## [OBJECTIVE]
Write out the entire listing below exactly, with the pictures left out.

## [ENTRIES SUPPLIED]
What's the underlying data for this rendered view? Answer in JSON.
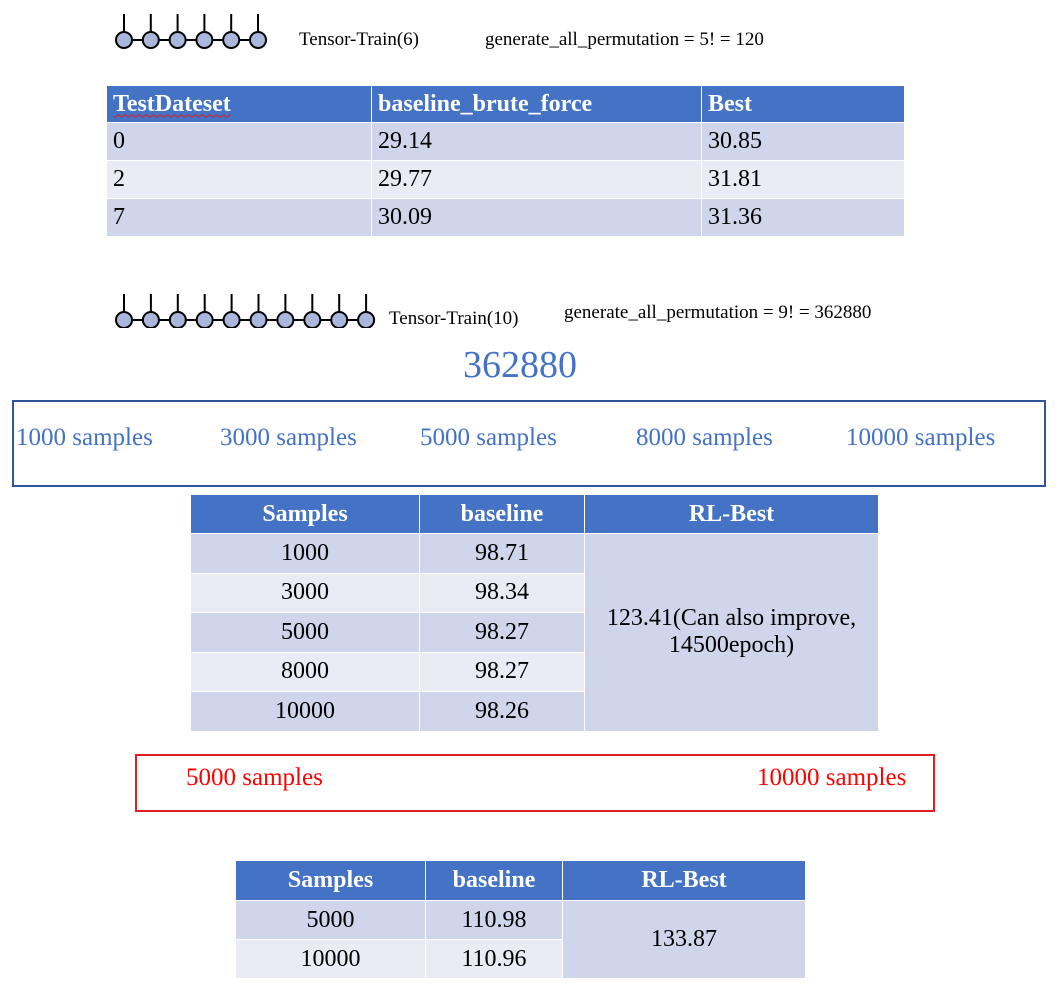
{
  "section1": {
    "diagram_label": "Tensor-Train(6)",
    "permutation_text": "generate_all_permutation = 5! = 120",
    "table": {
      "headers": [
        "TestDateset",
        "baseline_brute_force",
        "Best"
      ],
      "rows": [
        [
          "0",
          "29.14",
          "30.85"
        ],
        [
          "2",
          "29.77",
          "31.81"
        ],
        [
          "7",
          "30.09",
          "31.36"
        ]
      ]
    }
  },
  "section2": {
    "diagram_label": "Tensor-Train(10)",
    "permutation_text": "generate_all_permutation = 9! = 362880",
    "big_number": "362880",
    "sample_options": [
      "1000 samples",
      "3000 samples",
      "5000 samples",
      "8000 samples",
      "10000 samples"
    ],
    "table": {
      "headers": [
        "Samples",
        "baseline",
        "RL-Best"
      ],
      "rows": [
        [
          "1000",
          "98.71"
        ],
        [
          "3000",
          "98.34"
        ],
        [
          "5000",
          "98.27"
        ],
        [
          "8000",
          "98.27"
        ],
        [
          "10000",
          "98.26"
        ]
      ],
      "rl_best": "123.41(Can also improve, 14500epoch)"
    }
  },
  "section3": {
    "sample_options": [
      "5000 samples",
      "10000 samples"
    ],
    "table": {
      "headers": [
        "Samples",
        "baseline",
        "RL-Best"
      ],
      "rows": [
        [
          "5000",
          "110.98"
        ],
        [
          "10000",
          "110.96"
        ]
      ],
      "rl_best": "133.87"
    }
  },
  "colors": {
    "header_blue": "#4472c4",
    "row_dark": "#cfd5ea",
    "row_light": "#e9ebf5",
    "accent_red": "#ff0000",
    "node_fill": "#a9b7dc"
  }
}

## [THE ANSWER]
What's the underlying data for this rendered view? Answer in JSON.
{
  "section1": {
    "diagram_label": "Tensor-Train(6)",
    "permutation_text": "generate_all_permutation = 5! = 120",
    "table": {
      "headers": [
        "TestDateset",
        "baseline_brute_force",
        "Best"
      ],
      "rows": [
        [
          "0",
          "29.14",
          "30.85"
        ],
        [
          "2",
          "29.77",
          "31.81"
        ],
        [
          "7",
          "30.09",
          "31.36"
        ]
      ]
    }
  },
  "section2": {
    "diagram_label": "Tensor-Train(10)",
    "permutation_text": "generate_all_permutation = 9! = 362880",
    "big_number": "362880",
    "sample_options": [
      "1000 samples",
      "3000 samples",
      "5000 samples",
      "8000 samples",
      "10000 samples"
    ],
    "table": {
      "headers": [
        "Samples",
        "baseline",
        "RL-Best"
      ],
      "rows": [
        [
          "1000",
          "98.71"
        ],
        [
          "3000",
          "98.34"
        ],
        [
          "5000",
          "98.27"
        ],
        [
          "8000",
          "98.27"
        ],
        [
          "10000",
          "98.26"
        ]
      ],
      "rl_best": "123.41(Can also improve, 14500epoch)"
    }
  },
  "section3": {
    "sample_options": [
      "5000 samples",
      "10000 samples"
    ],
    "table": {
      "headers": [
        "Samples",
        "baseline",
        "RL-Best"
      ],
      "rows": [
        [
          "5000",
          "110.98"
        ],
        [
          "10000",
          "110.96"
        ]
      ],
      "rl_best": "133.87"
    }
  },
  "colors": {
    "header_blue": "#4472c4",
    "row_dark": "#cfd5ea",
    "row_light": "#e9ebf5",
    "accent_red": "#ff0000",
    "node_fill": "#a9b7dc"
  }
}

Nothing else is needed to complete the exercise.